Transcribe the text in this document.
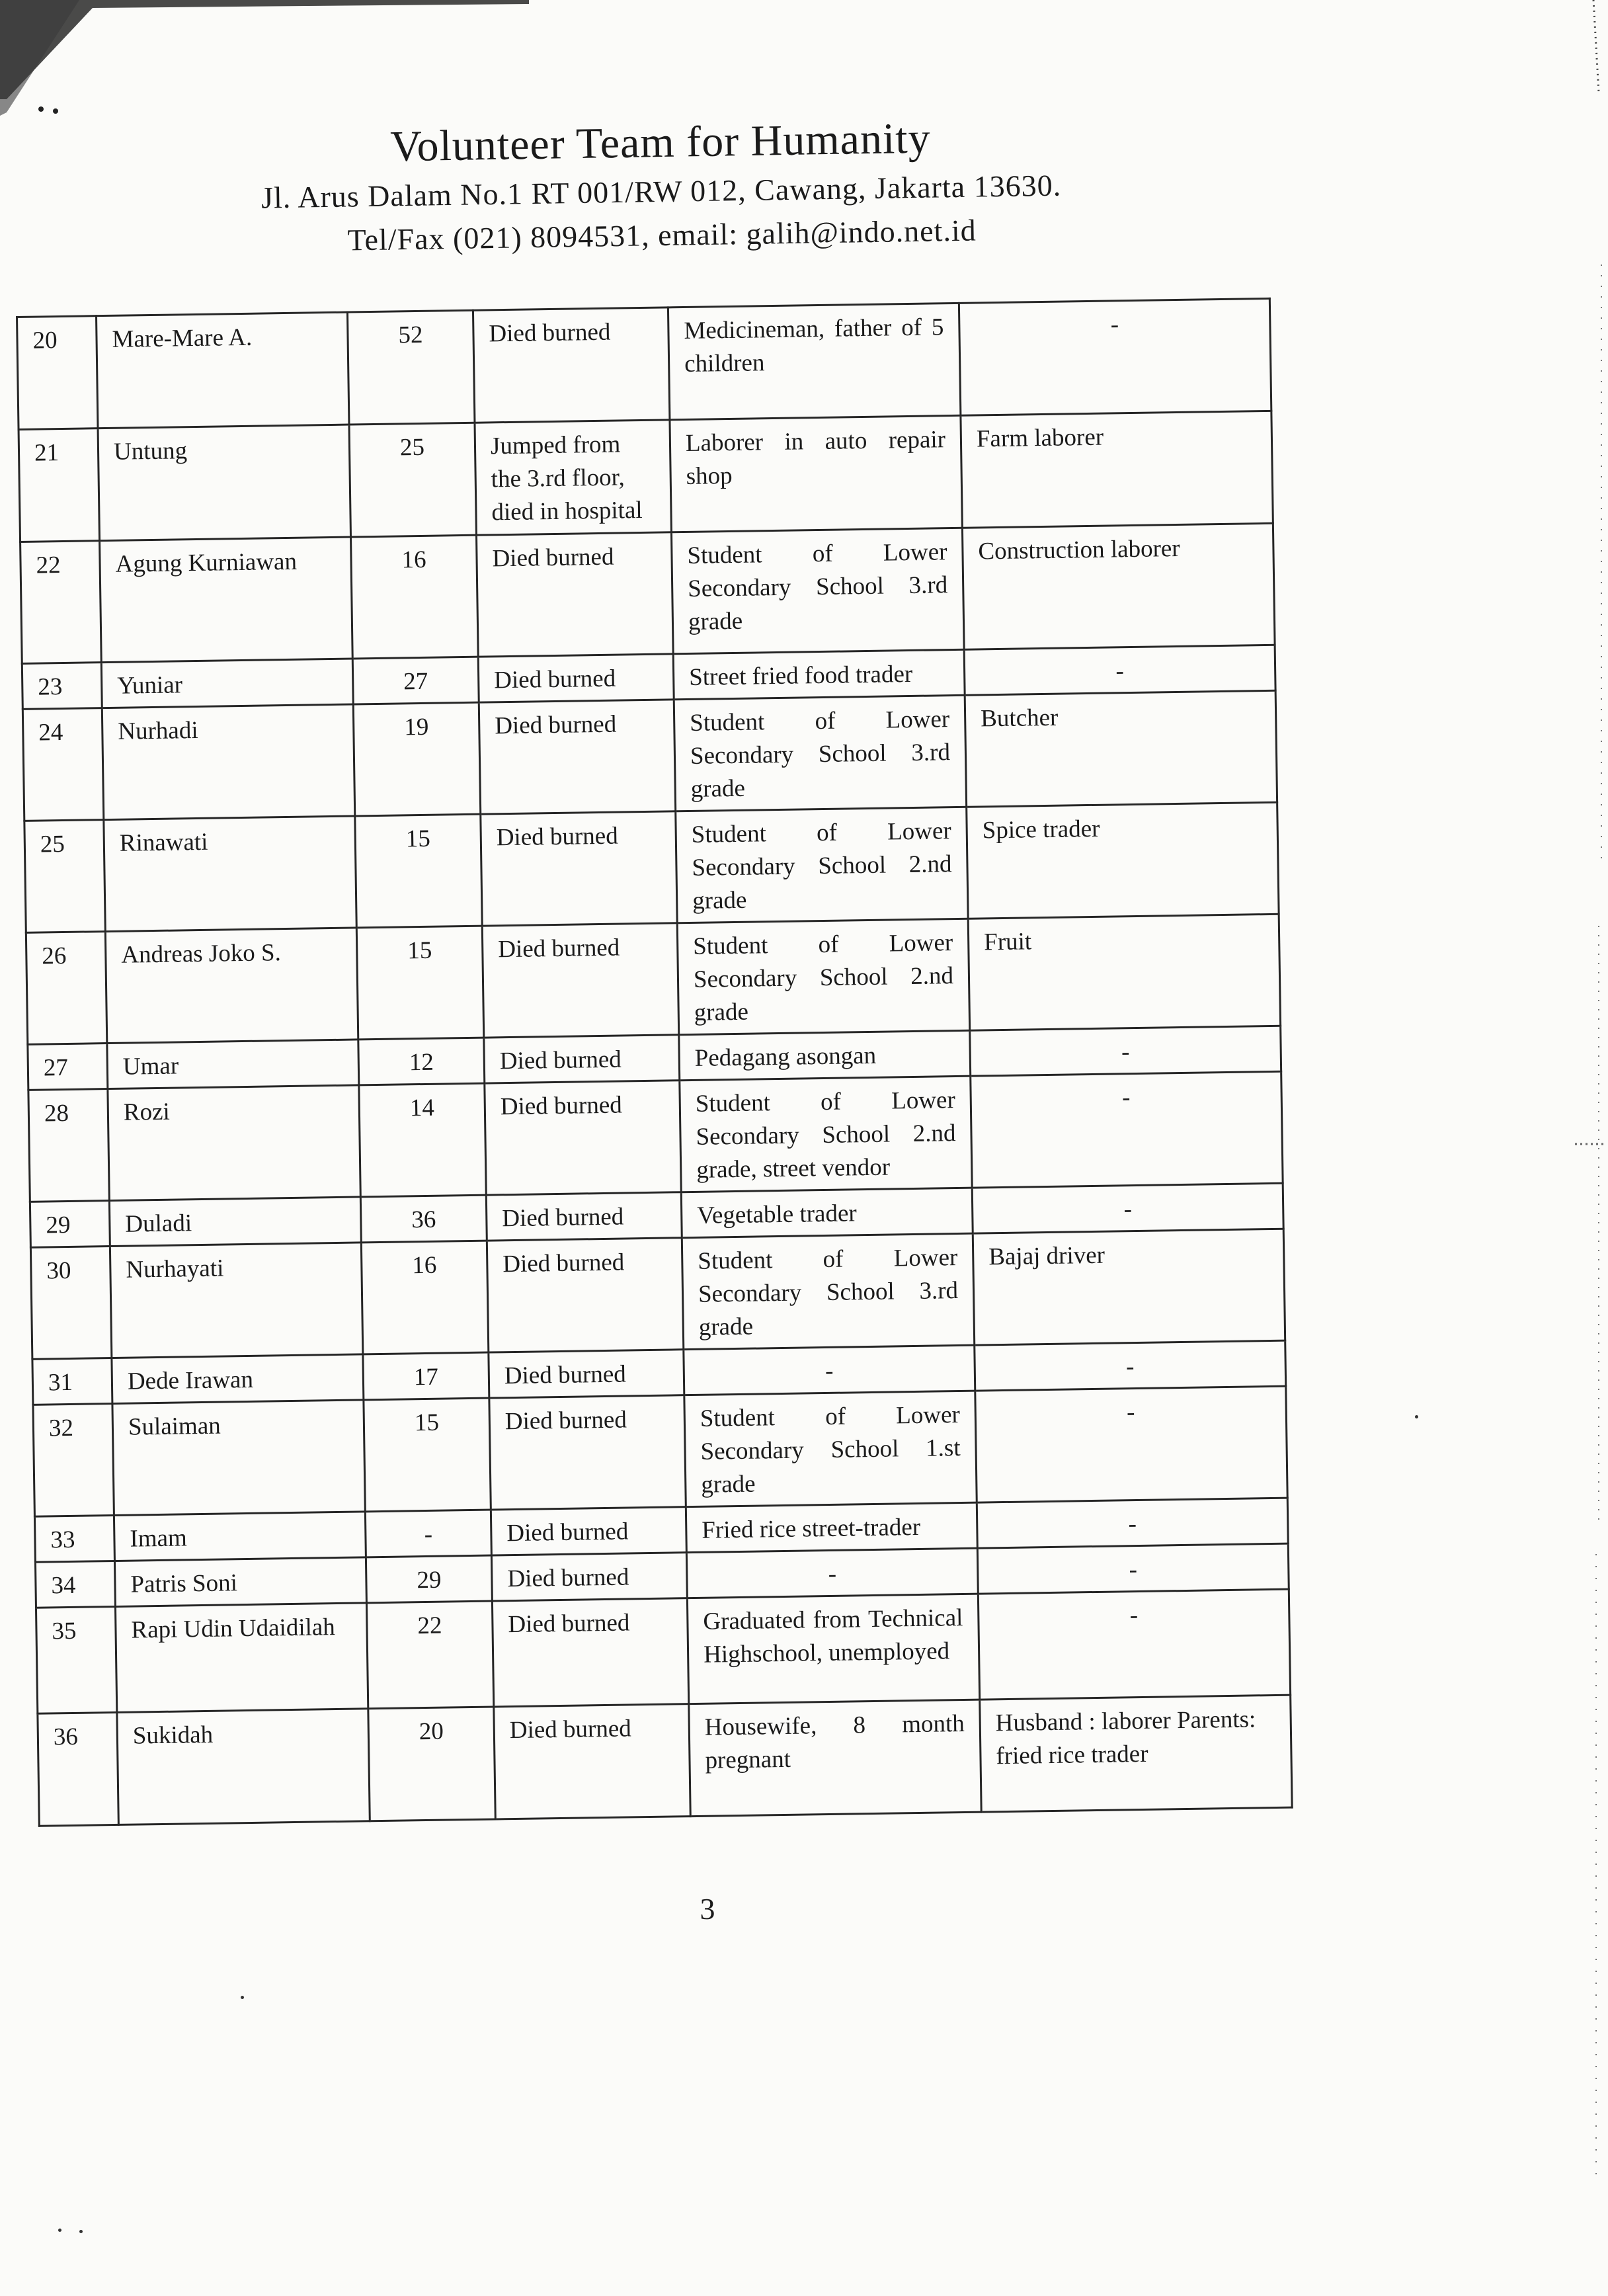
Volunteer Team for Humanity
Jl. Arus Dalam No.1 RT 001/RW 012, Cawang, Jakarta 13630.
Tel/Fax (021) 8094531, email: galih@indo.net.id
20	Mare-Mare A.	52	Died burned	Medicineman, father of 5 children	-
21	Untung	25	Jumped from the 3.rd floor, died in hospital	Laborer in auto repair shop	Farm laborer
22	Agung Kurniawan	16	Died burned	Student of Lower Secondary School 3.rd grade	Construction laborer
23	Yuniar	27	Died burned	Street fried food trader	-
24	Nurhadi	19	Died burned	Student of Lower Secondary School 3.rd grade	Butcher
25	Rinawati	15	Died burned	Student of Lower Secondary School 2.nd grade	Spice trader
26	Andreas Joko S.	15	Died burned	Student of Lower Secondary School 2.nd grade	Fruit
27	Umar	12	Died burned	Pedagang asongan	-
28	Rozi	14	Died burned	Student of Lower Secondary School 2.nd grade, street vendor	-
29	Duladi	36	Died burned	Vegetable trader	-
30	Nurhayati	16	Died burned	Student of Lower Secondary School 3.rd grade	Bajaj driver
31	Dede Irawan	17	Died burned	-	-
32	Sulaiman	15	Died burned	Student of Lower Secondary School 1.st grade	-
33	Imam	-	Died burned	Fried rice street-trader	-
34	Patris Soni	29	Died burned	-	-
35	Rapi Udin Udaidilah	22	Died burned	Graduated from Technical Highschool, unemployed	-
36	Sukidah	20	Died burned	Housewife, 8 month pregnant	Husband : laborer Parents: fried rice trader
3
++++++++
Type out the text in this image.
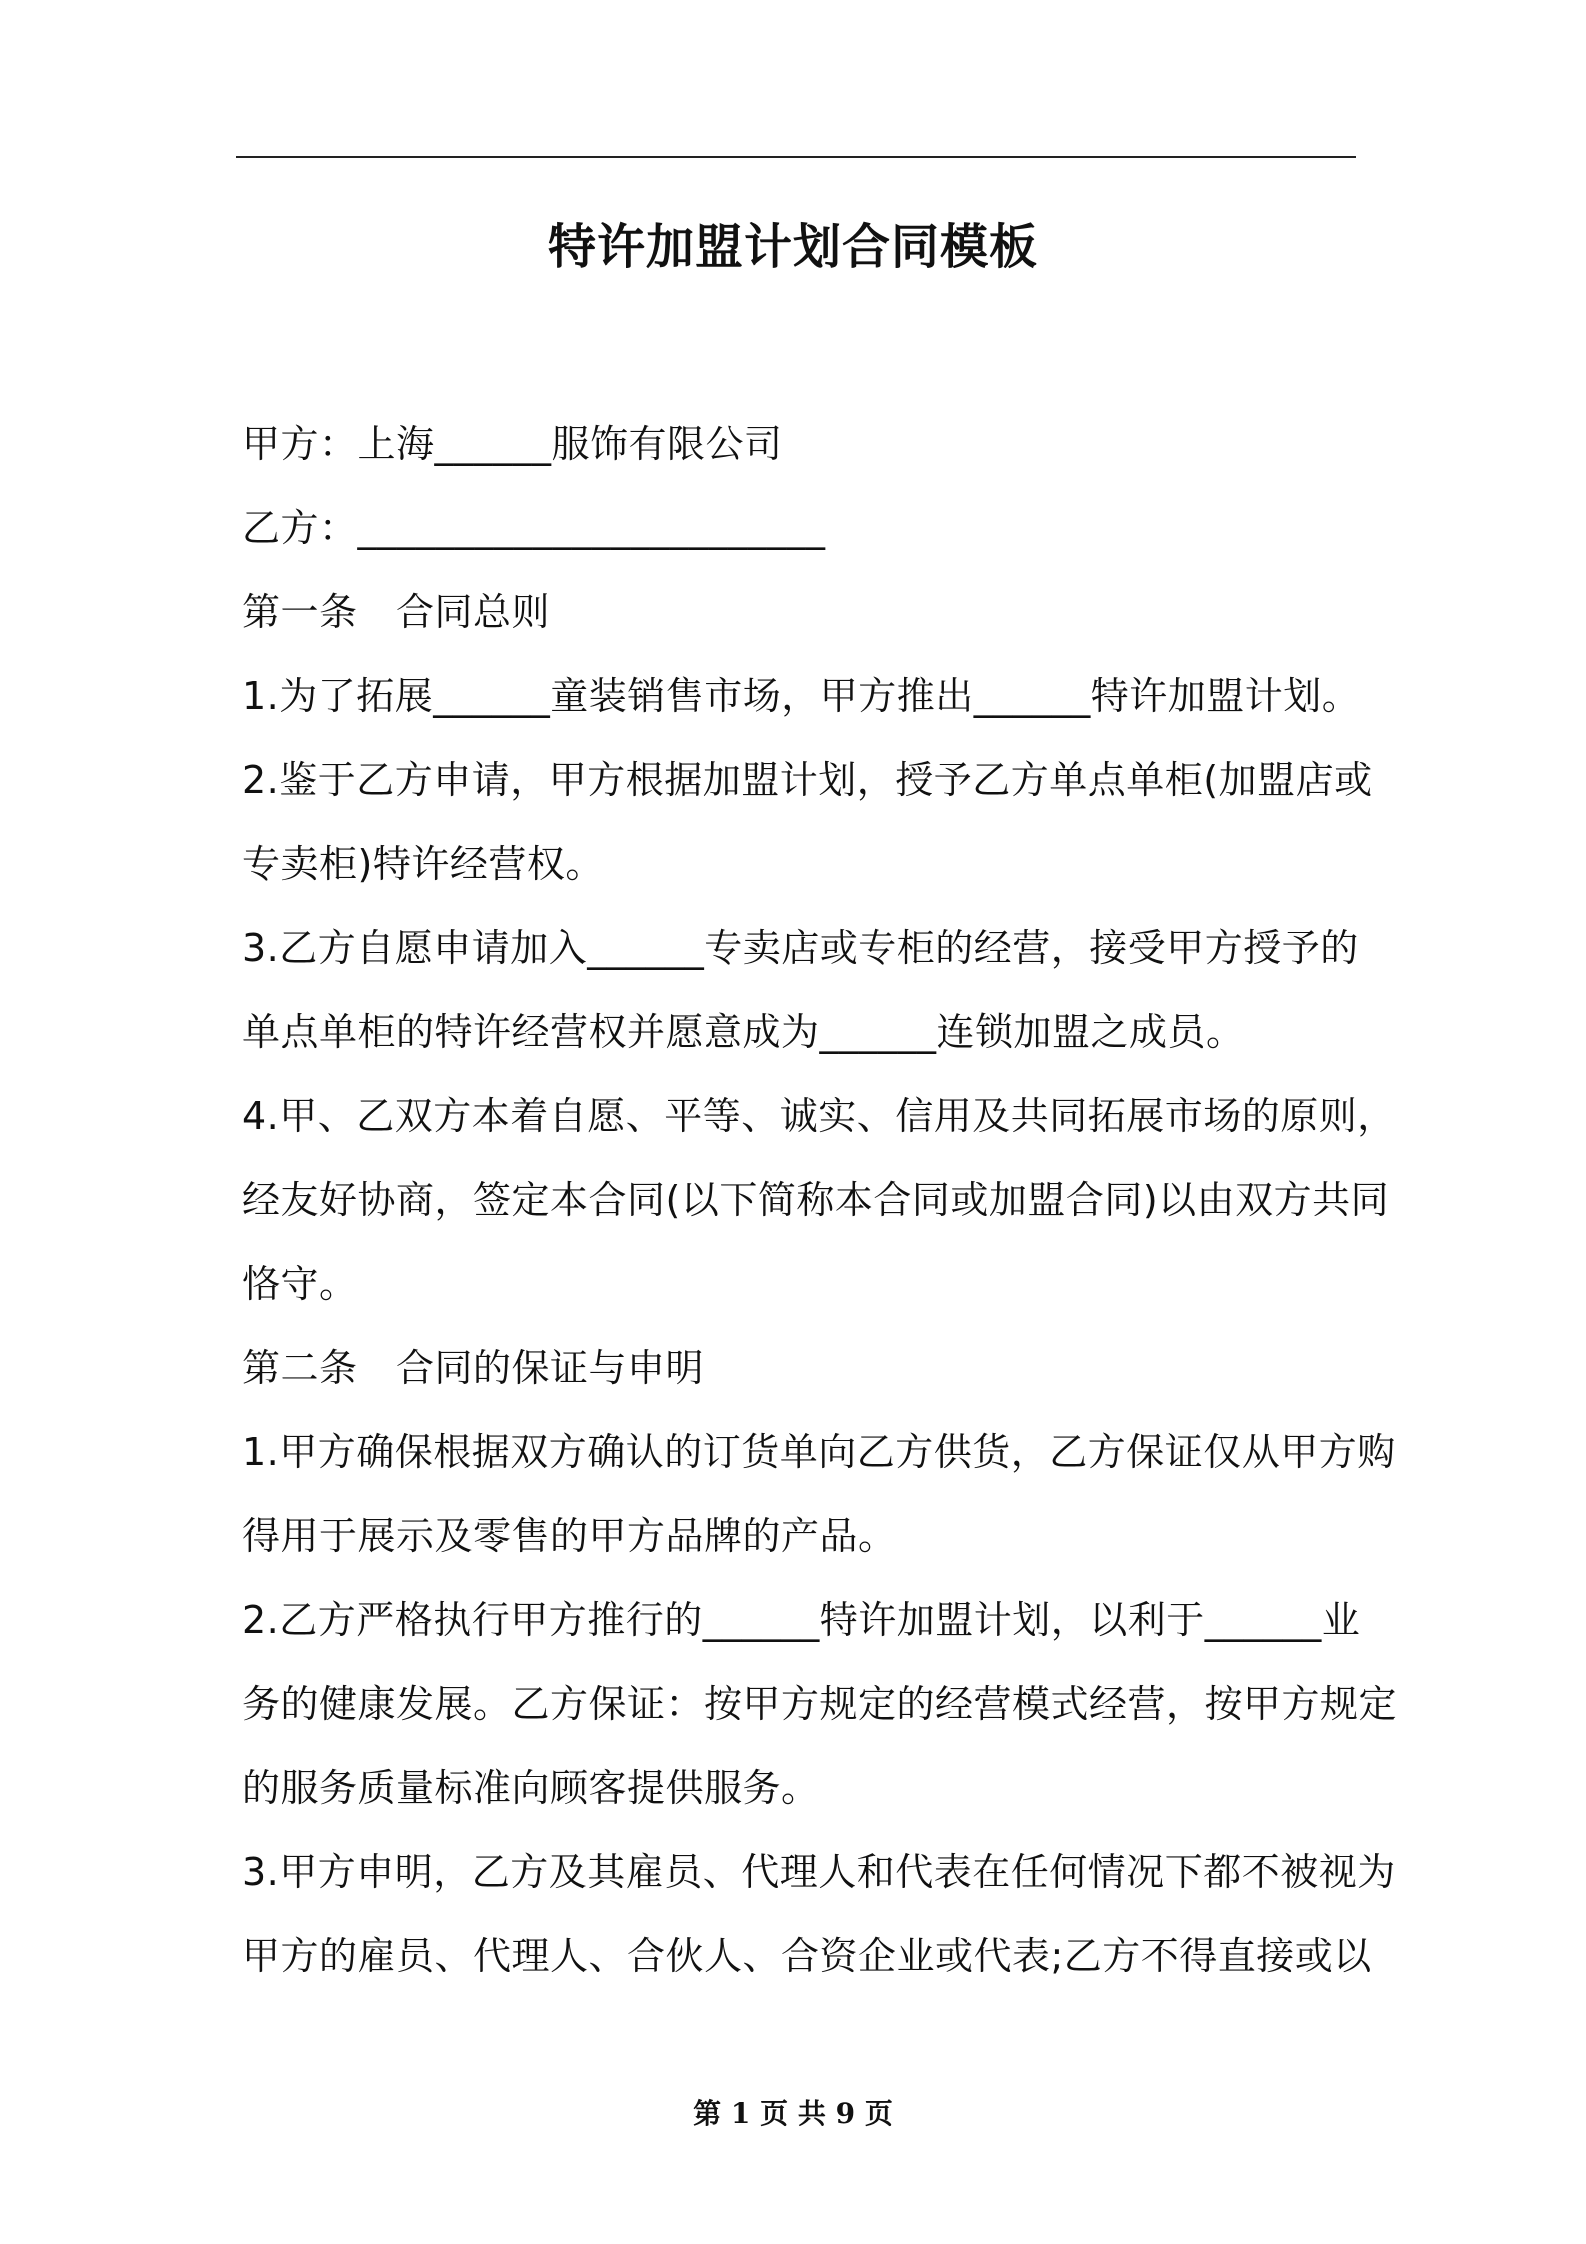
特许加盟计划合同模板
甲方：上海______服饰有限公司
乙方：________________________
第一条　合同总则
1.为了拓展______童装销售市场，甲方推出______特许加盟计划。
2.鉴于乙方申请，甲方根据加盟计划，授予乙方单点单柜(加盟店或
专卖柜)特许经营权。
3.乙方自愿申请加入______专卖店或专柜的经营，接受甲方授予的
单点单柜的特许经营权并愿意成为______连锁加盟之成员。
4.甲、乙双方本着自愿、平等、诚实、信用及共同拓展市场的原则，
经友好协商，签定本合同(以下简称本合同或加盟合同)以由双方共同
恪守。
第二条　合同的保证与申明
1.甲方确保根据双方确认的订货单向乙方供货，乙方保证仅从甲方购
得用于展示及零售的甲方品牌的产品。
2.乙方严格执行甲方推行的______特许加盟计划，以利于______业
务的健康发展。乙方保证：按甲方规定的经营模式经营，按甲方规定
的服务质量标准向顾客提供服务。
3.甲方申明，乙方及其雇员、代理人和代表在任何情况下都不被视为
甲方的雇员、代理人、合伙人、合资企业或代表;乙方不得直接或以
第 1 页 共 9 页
++++++++
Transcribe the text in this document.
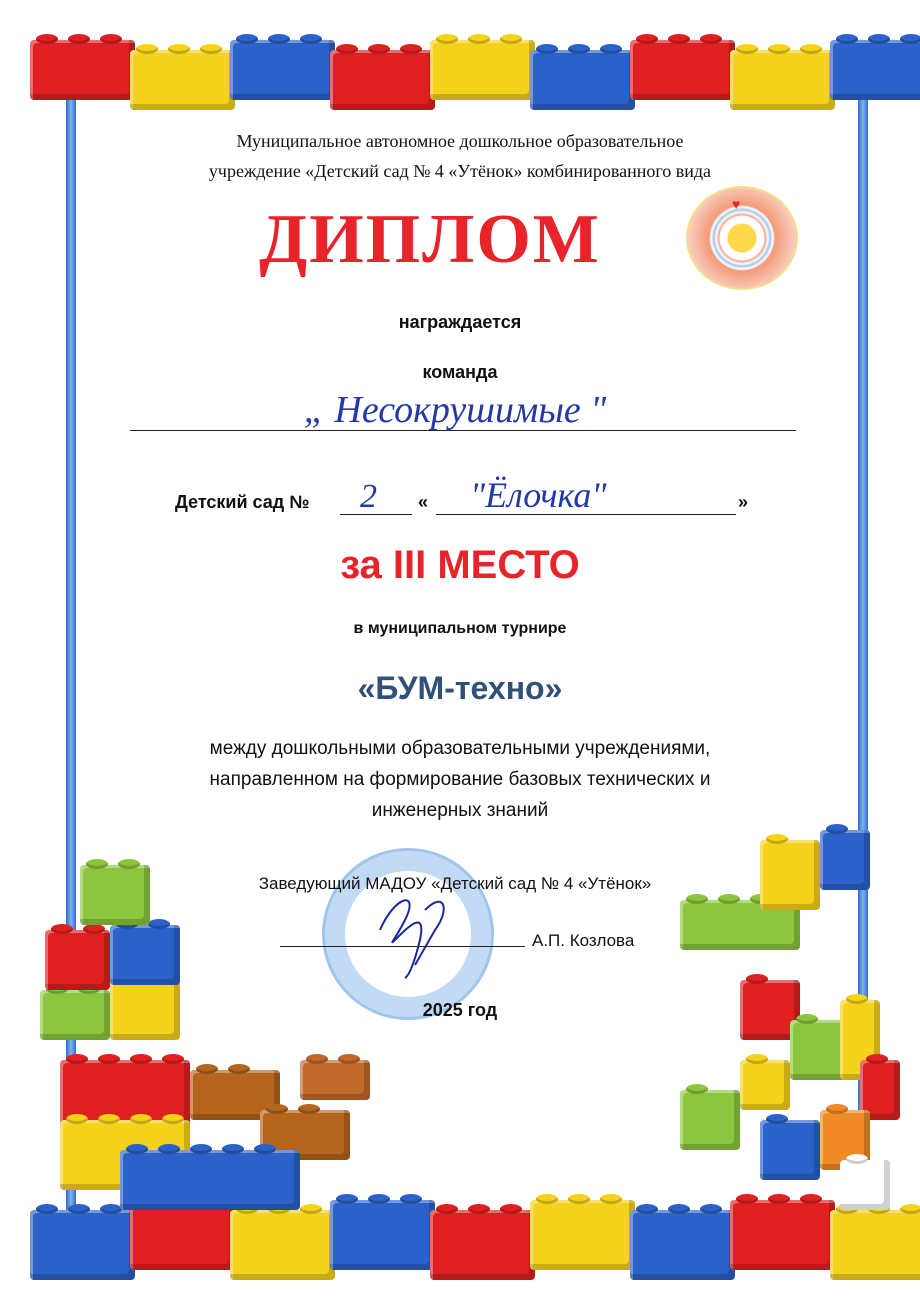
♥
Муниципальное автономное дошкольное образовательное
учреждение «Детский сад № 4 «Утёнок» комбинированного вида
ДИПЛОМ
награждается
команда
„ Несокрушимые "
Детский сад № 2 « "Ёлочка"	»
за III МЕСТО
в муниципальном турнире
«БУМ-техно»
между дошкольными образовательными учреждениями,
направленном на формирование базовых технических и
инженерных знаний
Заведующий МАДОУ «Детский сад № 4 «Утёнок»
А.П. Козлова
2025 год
++++++++
## [Required work]
Scan the lines for the string "rice". Copy out each line that matches.

## [Reply]
33	Imam	-	Died burned	Fried rice street-trader	-
36	Sukidah	20	Died burned	Housewife, 8 month pregnant	Husband : laborer Parents: fried rice trader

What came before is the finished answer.